- _GOAL_
What lines of the data hold the string "воду"? Pull each one out.

--- SUPPLIED ENTRIES ---

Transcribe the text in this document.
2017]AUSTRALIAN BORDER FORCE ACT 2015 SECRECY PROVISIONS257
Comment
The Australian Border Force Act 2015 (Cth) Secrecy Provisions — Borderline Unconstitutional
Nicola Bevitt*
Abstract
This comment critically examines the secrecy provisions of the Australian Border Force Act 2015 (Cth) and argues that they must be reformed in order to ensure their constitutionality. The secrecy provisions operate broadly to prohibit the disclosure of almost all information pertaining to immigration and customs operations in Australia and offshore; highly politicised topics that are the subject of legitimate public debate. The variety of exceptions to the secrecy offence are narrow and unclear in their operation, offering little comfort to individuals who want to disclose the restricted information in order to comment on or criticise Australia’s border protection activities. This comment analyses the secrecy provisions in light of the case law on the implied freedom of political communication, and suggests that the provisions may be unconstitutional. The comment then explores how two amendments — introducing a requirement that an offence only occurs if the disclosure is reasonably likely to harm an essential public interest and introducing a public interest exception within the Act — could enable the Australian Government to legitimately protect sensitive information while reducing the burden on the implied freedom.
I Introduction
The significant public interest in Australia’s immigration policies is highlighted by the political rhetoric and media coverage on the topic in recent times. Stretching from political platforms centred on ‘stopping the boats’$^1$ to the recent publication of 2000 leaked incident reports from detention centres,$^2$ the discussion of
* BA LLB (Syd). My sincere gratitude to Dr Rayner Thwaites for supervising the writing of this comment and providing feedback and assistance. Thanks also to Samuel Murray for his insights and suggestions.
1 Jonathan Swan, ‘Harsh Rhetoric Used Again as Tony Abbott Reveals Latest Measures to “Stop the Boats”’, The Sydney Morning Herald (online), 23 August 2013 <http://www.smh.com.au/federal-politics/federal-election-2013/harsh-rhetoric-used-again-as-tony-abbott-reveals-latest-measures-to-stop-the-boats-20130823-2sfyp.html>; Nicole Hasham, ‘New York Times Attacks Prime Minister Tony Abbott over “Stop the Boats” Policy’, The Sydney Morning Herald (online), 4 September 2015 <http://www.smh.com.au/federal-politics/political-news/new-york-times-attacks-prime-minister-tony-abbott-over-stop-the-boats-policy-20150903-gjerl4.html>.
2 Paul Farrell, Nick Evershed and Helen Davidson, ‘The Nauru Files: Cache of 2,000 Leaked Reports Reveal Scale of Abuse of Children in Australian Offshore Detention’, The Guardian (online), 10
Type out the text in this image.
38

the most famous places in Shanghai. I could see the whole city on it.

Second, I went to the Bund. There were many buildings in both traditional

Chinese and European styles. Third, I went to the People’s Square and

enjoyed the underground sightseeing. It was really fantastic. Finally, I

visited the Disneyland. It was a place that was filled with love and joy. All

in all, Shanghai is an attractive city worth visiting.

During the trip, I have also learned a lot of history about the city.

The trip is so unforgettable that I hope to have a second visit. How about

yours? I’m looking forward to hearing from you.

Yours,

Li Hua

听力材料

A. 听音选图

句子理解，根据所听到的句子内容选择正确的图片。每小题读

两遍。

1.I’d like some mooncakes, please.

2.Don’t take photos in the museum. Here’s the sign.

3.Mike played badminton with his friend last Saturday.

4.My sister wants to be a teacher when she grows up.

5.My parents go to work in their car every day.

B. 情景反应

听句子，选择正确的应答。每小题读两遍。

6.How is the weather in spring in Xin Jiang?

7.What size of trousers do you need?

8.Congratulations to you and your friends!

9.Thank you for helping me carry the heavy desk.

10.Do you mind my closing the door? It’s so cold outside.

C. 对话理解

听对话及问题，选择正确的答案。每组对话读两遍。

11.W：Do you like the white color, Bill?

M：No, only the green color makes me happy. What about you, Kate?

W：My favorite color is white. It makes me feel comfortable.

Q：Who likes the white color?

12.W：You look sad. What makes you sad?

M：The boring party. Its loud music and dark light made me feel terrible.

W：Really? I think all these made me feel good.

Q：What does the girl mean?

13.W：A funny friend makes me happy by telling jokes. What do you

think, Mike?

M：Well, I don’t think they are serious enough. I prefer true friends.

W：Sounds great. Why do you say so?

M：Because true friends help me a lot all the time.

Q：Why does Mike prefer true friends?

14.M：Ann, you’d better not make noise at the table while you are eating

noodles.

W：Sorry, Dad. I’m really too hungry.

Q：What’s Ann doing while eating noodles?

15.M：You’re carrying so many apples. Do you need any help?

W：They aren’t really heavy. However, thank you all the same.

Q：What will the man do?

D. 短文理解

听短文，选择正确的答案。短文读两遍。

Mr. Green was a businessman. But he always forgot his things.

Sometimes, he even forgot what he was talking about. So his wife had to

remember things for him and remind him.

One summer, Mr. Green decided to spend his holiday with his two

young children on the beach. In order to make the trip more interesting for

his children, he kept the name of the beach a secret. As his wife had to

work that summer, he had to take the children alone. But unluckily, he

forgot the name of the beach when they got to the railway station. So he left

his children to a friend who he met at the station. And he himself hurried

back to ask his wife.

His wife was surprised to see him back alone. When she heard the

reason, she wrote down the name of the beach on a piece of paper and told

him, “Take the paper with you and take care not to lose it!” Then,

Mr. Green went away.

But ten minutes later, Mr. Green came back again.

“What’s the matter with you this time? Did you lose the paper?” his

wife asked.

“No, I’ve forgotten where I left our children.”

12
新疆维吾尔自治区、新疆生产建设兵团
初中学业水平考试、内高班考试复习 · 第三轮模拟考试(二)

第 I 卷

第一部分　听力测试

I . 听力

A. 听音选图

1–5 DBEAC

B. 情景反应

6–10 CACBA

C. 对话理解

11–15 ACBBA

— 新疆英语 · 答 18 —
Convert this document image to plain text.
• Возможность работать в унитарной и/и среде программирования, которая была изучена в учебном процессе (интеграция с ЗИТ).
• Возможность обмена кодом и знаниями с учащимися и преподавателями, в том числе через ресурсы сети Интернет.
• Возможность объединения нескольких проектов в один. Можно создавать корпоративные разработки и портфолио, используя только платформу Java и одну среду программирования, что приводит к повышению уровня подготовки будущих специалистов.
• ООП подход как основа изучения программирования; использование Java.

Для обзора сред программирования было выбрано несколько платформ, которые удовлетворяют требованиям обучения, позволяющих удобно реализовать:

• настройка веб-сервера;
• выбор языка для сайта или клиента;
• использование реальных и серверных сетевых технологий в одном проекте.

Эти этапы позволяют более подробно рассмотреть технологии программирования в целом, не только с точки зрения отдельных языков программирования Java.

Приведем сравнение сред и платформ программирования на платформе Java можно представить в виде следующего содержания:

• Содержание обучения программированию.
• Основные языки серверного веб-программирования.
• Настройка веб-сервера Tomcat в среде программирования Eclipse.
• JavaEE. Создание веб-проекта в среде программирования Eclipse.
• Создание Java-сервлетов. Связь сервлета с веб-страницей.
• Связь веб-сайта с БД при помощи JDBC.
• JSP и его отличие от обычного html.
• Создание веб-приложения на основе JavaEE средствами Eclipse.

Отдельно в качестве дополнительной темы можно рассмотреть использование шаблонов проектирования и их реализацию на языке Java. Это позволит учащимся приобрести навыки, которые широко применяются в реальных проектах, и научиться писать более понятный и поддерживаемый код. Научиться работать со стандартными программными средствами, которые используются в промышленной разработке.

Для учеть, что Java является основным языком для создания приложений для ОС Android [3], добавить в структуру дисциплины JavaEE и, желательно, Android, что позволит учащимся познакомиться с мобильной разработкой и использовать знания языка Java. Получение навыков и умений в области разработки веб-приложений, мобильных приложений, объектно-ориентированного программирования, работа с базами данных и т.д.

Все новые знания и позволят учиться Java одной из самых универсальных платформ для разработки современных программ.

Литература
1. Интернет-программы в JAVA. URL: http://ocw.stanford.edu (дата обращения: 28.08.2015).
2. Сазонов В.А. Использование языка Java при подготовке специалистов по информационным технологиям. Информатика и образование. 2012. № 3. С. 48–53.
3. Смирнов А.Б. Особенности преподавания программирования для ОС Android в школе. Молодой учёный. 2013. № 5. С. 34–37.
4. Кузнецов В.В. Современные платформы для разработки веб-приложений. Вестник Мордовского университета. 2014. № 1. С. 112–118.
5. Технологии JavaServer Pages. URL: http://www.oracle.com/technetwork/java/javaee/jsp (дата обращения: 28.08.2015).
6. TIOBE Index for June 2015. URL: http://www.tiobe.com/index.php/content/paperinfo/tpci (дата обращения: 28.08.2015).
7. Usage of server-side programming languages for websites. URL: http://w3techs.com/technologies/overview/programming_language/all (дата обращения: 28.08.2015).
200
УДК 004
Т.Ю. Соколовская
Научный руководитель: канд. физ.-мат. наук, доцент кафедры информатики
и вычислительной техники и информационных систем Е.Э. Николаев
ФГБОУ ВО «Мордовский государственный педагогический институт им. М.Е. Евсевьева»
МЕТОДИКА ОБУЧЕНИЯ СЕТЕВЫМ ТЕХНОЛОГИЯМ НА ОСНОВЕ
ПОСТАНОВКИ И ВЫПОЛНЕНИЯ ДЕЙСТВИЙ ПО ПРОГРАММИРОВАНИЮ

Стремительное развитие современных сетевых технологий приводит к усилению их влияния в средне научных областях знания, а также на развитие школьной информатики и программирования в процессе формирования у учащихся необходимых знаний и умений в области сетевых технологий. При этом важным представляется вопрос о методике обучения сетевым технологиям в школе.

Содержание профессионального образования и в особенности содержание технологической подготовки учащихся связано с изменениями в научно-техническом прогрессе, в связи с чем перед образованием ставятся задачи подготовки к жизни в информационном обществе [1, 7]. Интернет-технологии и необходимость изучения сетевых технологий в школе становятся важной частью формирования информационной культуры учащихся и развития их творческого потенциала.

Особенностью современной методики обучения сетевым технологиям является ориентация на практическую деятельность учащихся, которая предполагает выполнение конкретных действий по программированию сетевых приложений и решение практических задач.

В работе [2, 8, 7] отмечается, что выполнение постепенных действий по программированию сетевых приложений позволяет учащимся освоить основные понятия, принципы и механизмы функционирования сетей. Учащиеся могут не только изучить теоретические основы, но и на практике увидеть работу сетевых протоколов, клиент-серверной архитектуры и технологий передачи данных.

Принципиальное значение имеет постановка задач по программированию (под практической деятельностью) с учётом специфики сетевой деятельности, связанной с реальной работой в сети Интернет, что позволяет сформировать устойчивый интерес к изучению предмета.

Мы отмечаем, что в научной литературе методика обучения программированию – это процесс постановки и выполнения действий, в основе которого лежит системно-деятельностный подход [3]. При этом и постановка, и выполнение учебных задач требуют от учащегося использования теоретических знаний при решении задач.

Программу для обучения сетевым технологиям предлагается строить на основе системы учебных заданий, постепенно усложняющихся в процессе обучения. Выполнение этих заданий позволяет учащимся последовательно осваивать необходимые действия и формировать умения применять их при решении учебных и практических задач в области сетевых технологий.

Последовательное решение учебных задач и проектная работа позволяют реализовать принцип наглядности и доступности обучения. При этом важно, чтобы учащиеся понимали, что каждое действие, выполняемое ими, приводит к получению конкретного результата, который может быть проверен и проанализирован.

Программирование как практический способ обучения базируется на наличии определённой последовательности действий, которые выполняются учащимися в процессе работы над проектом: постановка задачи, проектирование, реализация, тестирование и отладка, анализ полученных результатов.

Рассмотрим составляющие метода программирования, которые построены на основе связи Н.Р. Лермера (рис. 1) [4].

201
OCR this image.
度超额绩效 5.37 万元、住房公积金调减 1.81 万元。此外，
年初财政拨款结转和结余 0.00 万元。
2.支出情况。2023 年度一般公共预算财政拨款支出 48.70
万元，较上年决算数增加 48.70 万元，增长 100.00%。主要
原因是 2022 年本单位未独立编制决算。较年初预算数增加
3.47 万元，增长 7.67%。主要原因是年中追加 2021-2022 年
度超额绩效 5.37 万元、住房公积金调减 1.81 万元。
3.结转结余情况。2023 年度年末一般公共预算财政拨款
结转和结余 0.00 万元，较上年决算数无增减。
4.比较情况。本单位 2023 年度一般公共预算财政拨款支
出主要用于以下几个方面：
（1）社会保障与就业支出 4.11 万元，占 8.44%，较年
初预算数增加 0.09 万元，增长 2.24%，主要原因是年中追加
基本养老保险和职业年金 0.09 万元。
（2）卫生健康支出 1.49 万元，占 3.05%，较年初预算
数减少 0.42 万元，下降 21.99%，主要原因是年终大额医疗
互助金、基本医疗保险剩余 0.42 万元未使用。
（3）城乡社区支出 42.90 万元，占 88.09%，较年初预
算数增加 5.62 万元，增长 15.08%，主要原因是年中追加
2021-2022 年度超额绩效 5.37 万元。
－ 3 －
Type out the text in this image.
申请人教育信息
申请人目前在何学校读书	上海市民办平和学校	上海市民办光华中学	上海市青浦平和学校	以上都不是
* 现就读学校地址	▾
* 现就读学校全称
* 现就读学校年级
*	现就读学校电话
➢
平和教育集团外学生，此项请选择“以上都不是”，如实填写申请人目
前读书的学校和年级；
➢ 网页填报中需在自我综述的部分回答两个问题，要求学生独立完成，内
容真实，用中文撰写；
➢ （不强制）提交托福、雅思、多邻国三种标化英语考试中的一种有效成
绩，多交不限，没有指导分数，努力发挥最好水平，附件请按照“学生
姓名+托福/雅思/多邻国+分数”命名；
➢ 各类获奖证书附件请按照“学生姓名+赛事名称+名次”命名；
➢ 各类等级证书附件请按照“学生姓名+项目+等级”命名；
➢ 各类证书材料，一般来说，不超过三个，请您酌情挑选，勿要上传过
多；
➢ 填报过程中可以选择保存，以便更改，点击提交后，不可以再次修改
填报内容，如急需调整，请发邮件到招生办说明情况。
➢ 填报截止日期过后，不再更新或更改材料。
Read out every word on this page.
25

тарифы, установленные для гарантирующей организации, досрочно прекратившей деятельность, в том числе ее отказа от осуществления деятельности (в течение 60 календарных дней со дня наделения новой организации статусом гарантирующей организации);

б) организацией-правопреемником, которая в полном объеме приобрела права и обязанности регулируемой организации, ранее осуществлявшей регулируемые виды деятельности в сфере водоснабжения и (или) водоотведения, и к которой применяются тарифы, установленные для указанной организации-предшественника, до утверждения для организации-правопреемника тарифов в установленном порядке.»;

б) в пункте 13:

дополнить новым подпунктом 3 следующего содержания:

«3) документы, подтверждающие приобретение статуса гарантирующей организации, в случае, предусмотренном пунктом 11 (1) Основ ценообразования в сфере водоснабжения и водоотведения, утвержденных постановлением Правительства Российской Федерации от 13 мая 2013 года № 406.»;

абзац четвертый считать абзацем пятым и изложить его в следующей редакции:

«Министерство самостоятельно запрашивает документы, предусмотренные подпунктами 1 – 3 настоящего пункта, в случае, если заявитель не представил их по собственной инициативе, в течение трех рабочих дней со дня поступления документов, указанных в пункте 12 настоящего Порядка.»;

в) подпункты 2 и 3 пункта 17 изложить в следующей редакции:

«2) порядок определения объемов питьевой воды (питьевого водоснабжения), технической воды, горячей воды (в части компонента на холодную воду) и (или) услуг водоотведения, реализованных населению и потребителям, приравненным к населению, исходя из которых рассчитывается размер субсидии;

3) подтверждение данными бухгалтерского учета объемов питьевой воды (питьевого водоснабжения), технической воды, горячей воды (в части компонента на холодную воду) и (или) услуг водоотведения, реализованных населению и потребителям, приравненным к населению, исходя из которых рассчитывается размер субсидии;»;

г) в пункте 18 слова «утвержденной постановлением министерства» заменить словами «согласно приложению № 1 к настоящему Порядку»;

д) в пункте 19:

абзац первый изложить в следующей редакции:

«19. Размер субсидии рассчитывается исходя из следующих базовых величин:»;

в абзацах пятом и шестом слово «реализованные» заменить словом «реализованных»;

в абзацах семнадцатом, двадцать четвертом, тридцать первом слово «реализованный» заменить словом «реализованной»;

---

- _THE COMPLETED TASK_
«2) порядок определения объемов питьевой воды (питьевого водоснабжения), технической воды, горячей воды (в части компонента на холодную воду) и (или) услуг водоотведения, реализованных населению и потребителям, приравненным к населению, исходя из которых рассчитывается размер субсидии;
3) подтверждение данными бухгалтерского учета объемов питьевой воды (питьевого водоснабжения), технической воды, горячей воды (в части компонента на холодную воду) и (или) услуг водоотведения, реализованных населению и потребителям, приравненным к населению, исходя из которых рассчитывается размер субсидии;»;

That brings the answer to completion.